Request
Give back each entry unchanged, minus pictures.

(Figure dataset records)

(begin)

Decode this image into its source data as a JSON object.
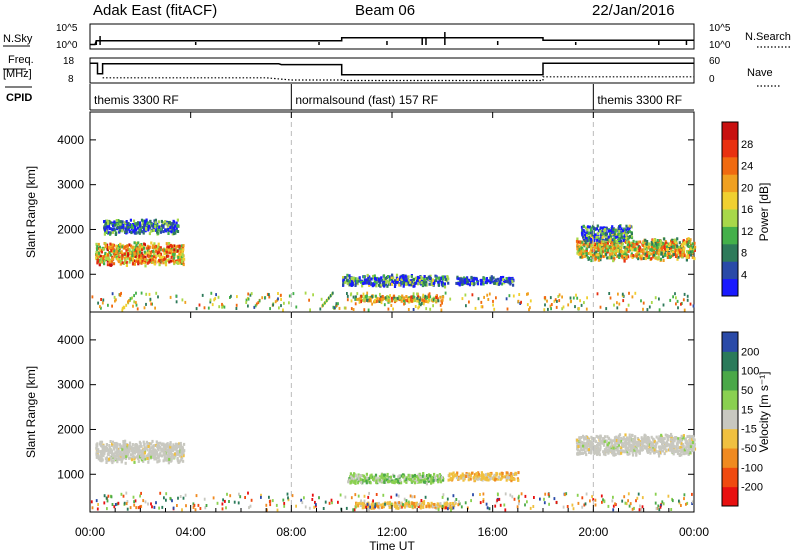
{
  "header": {
    "station": "Adak East (fitACF)",
    "beam": "Beam 06",
    "date": "22/Jan/2016"
  },
  "top_panels": {
    "nsky_label": "N.Sky",
    "nsky_ticks": [
      "10^5",
      "10^0"
    ],
    "nsearch_label": "N.Search",
    "nsearch_ticks": [
      "10^5",
      "10^0"
    ],
    "freq_label": "Freq.",
    "freq_unit": "[MHz]",
    "freq_ticks": [
      "18",
      "8"
    ],
    "nave_label": "Nave",
    "nave_ticks": [
      "60",
      "0"
    ],
    "cpid_label": "CPID"
  },
  "cpid_segments": [
    {
      "label": "themis 3300 RF",
      "start_h": 0,
      "end_h": 8
    },
    {
      "label": "normalsound (fast) 157 RF",
      "start_h": 8,
      "end_h": 20
    },
    {
      "label": "themis 3300 RF",
      "start_h": 20,
      "end_h": 24
    }
  ],
  "series_lines": {
    "freq_steps": [
      [
        0,
        16.5
      ],
      [
        0.3,
        16.5
      ],
      [
        0.3,
        11.5
      ],
      [
        0.5,
        11.5
      ],
      [
        0.5,
        16.2
      ],
      [
        7.5,
        16.2
      ],
      [
        7.6,
        15.8
      ],
      [
        10,
        15.8
      ],
      [
        10,
        11
      ],
      [
        18,
        11
      ],
      [
        18,
        16.5
      ],
      [
        24,
        16.5
      ]
    ],
    "nave_steps": [
      [
        0.5,
        6
      ],
      [
        7,
        6
      ],
      [
        8,
        2
      ],
      [
        10,
        2
      ],
      [
        10,
        1
      ],
      [
        18,
        1
      ],
      [
        18,
        8
      ],
      [
        24,
        8
      ]
    ],
    "nsky_steps": [
      [
        0,
        0.6
      ],
      [
        0.2,
        0.6
      ],
      [
        0.25,
        1.5
      ],
      [
        10,
        1.5
      ],
      [
        10,
        2.2
      ],
      [
        18,
        2.2
      ],
      [
        18,
        1.6
      ],
      [
        24,
        1.6
      ]
    ]
  },
  "chart_data": [
    {
      "type": "heatmap",
      "name": "power",
      "ylabel": "Slant Range [km]",
      "ylim": [
        180,
        4600
      ],
      "yticks": [
        1000,
        2000,
        3000,
        4000
      ],
      "xlim": [
        0,
        24
      ],
      "colorbar_label": "Power [dB]",
      "colorbar_ticks": [
        "4",
        "8",
        "12",
        "16",
        "20",
        "24",
        "28"
      ],
      "colorbar_colors": [
        "#1a1aff",
        "#2a4aa8",
        "#2e7a5a",
        "#44b04a",
        "#a8d84a",
        "#f0d030",
        "#f0a020",
        "#f06a10",
        "#e83010",
        "#c81010"
      ],
      "echo_regions": [
        {
          "t0": 0.2,
          "t1": 3.7,
          "r_center": 1450,
          "r_halfwidth": 270,
          "level": 0.65
        },
        {
          "t0": 0.5,
          "t1": 3.5,
          "r_center": 2050,
          "r_halfwidth": 180,
          "level": 0.15
        },
        {
          "t0": 10,
          "t1": 14.2,
          "r_center": 850,
          "r_halfwidth": 140,
          "level": 0.2
        },
        {
          "t0": 14.5,
          "t1": 16.8,
          "r_center": 850,
          "r_halfwidth": 100,
          "level": 0.1
        },
        {
          "t0": 10.5,
          "t1": 14,
          "r_center": 450,
          "r_halfwidth": 80,
          "level": 0.55
        },
        {
          "t0": 19.3,
          "t1": 24,
          "r_center": 1550,
          "r_halfwidth": 260,
          "level": 0.55
        },
        {
          "t0": 19.5,
          "t1": 21.5,
          "r_center": 1900,
          "r_halfwidth": 200,
          "level": 0.2
        }
      ]
    },
    {
      "type": "heatmap",
      "name": "velocity",
      "ylabel": "Slant Range [km]",
      "xlabel": "Time UT",
      "ylim": [
        180,
        4600
      ],
      "yticks": [
        1000,
        2000,
        3000,
        4000
      ],
      "xlim": [
        0,
        24
      ],
      "xtick_labels": [
        "00:00",
        "04:00",
        "08:00",
        "12:00",
        "16:00",
        "20:00",
        "00:00"
      ],
      "colorbar_label": "Velocity [m s⁻¹]",
      "colorbar_ticks": [
        "-200",
        "-100",
        "-50",
        "-15",
        "15",
        "50",
        "100",
        "200"
      ],
      "colorbar_colors": [
        "#e81010",
        "#f04a10",
        "#f08a20",
        "#f0c040",
        "#c8c8c0",
        "#8ad050",
        "#4aa848",
        "#2a7a5a",
        "#2a4aa8"
      ],
      "echo_regions": [
        {
          "t0": 0.2,
          "t1": 3.7,
          "r_center": 1500,
          "r_halfwidth": 260,
          "cls": "gray"
        },
        {
          "t0": 10.2,
          "t1": 14,
          "r_center": 900,
          "r_halfwidth": 120,
          "cls": "green"
        },
        {
          "t0": 14.2,
          "t1": 17,
          "r_center": 950,
          "r_halfwidth": 100,
          "cls": "orange"
        },
        {
          "t0": 10.5,
          "t1": 14.5,
          "r_center": 300,
          "r_halfwidth": 80,
          "cls": "orange"
        },
        {
          "t0": 19.3,
          "t1": 24,
          "r_center": 1650,
          "r_halfwidth": 250,
          "cls": "gray"
        }
      ]
    }
  ]
}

(end)

Exercise response
Decode this image into its source data as a JSON object.
{
  "header": {
    "station": "Adak East (fitACF)",
    "beam": "Beam 06",
    "date": "22/Jan/2016"
  },
  "top_panels": {
    "nsky_label": "N.Sky",
    "nsky_ticks": [
      "10^5",
      "10^0"
    ],
    "nsearch_label": "N.Search",
    "nsearch_ticks": [
      "10^5",
      "10^0"
    ],
    "freq_label": "Freq.",
    "freq_unit": "[MHz]",
    "freq_ticks": [
      "18",
      "8"
    ],
    "nave_label": "Nave",
    "nave_ticks": [
      "60",
      "0"
    ],
    "cpid_label": "CPID"
  },
  "cpid_segments": [
    {
      "label": "themis 3300 RF",
      "start_h": 0,
      "end_h": 8
    },
    {
      "label": "normalsound (fast) 157 RF",
      "start_h": 8,
      "end_h": 20
    },
    {
      "label": "themis 3300 RF",
      "start_h": 20,
      "end_h": 24
    }
  ],
  "series_lines": {
    "freq_steps": [
      [
        0,
        16.5
      ],
      [
        0.3,
        16.5
      ],
      [
        0.3,
        11.5
      ],
      [
        0.5,
        11.5
      ],
      [
        0.5,
        16.2
      ],
      [
        7.5,
        16.2
      ],
      [
        7.6,
        15.8
      ],
      [
        10,
        15.8
      ],
      [
        10,
        11
      ],
      [
        18,
        11
      ],
      [
        18,
        16.5
      ],
      [
        24,
        16.5
      ]
    ],
    "nave_steps": [
      [
        0.5,
        6
      ],
      [
        7,
        6
      ],
      [
        8,
        2
      ],
      [
        10,
        2
      ],
      [
        10,
        1
      ],
      [
        18,
        1
      ],
      [
        18,
        8
      ],
      [
        24,
        8
      ]
    ],
    "nsky_steps": [
      [
        0,
        0.6
      ],
      [
        0.2,
        0.6
      ],
      [
        0.25,
        1.5
      ],
      [
        10,
        1.5
      ],
      [
        10,
        2.2
      ],
      [
        18,
        2.2
      ],
      [
        18,
        1.6
      ],
      [
        24,
        1.6
      ]
    ]
  },
  "chart_data": [
    {
      "type": "heatmap",
      "name": "power",
      "ylabel": "Slant Range [km]",
      "ylim": [
        180,
        4600
      ],
      "yticks": [
        1000,
        2000,
        3000,
        4000
      ],
      "xlim": [
        0,
        24
      ],
      "colorbar_label": "Power [dB]",
      "colorbar_ticks": [
        "4",
        "8",
        "12",
        "16",
        "20",
        "24",
        "28"
      ],
      "colorbar_colors": [
        "#1a1aff",
        "#2a4aa8",
        "#2e7a5a",
        "#44b04a",
        "#a8d84a",
        "#f0d030",
        "#f0a020",
        "#f06a10",
        "#e83010",
        "#c81010"
      ],
      "echo_regions": [
        {
          "t0": 0.2,
          "t1": 3.7,
          "r_center": 1450,
          "r_halfwidth": 270,
          "level": 0.65
        },
        {
          "t0": 0.5,
          "t1": 3.5,
          "r_center": 2050,
          "r_halfwidth": 180,
          "level": 0.15
        },
        {
          "t0": 10,
          "t1": 14.2,
          "r_center": 850,
          "r_halfwidth": 140,
          "level": 0.2
        },
        {
          "t0": 14.5,
          "t1": 16.8,
          "r_center": 850,
          "r_halfwidth": 100,
          "level": 0.1
        },
        {
          "t0": 10.5,
          "t1": 14,
          "r_center": 450,
          "r_halfwidth": 80,
          "level": 0.55
        },
        {
          "t0": 19.3,
          "t1": 24,
          "r_center": 1550,
          "r_halfwidth": 260,
          "level": 0.55
        },
        {
          "t0": 19.5,
          "t1": 21.5,
          "r_center": 1900,
          "r_halfwidth": 200,
          "level": 0.2
        }
      ]
    },
    {
      "type": "heatmap",
      "name": "velocity",
      "ylabel": "Slant Range [km]",
      "xlabel": "Time UT",
      "ylim": [
        180,
        4600
      ],
      "yticks": [
        1000,
        2000,
        3000,
        4000
      ],
      "xlim": [
        0,
        24
      ],
      "xtick_labels": [
        "00:00",
        "04:00",
        "08:00",
        "12:00",
        "16:00",
        "20:00",
        "00:00"
      ],
      "colorbar_label": "Velocity [m s⁻¹]",
      "colorbar_ticks": [
        "-200",
        "-100",
        "-50",
        "-15",
        "15",
        "50",
        "100",
        "200"
      ],
      "colorbar_colors": [
        "#e81010",
        "#f04a10",
        "#f08a20",
        "#f0c040",
        "#c8c8c0",
        "#8ad050",
        "#4aa848",
        "#2a7a5a",
        "#2a4aa8"
      ],
      "echo_regions": [
        {
          "t0": 0.2,
          "t1": 3.7,
          "r_center": 1500,
          "r_halfwidth": 260,
          "cls": "gray"
        },
        {
          "t0": 10.2,
          "t1": 14,
          "r_center": 900,
          "r_halfwidth": 120,
          "cls": "green"
        },
        {
          "t0": 14.2,
          "t1": 17,
          "r_center": 950,
          "r_halfwidth": 100,
          "cls": "orange"
        },
        {
          "t0": 10.5,
          "t1": 14.5,
          "r_center": 300,
          "r_halfwidth": 80,
          "cls": "orange"
        },
        {
          "t0": 19.3,
          "t1": 24,
          "r_center": 1650,
          "r_halfwidth": 250,
          "cls": "gray"
        }
      ]
    }
  ]
}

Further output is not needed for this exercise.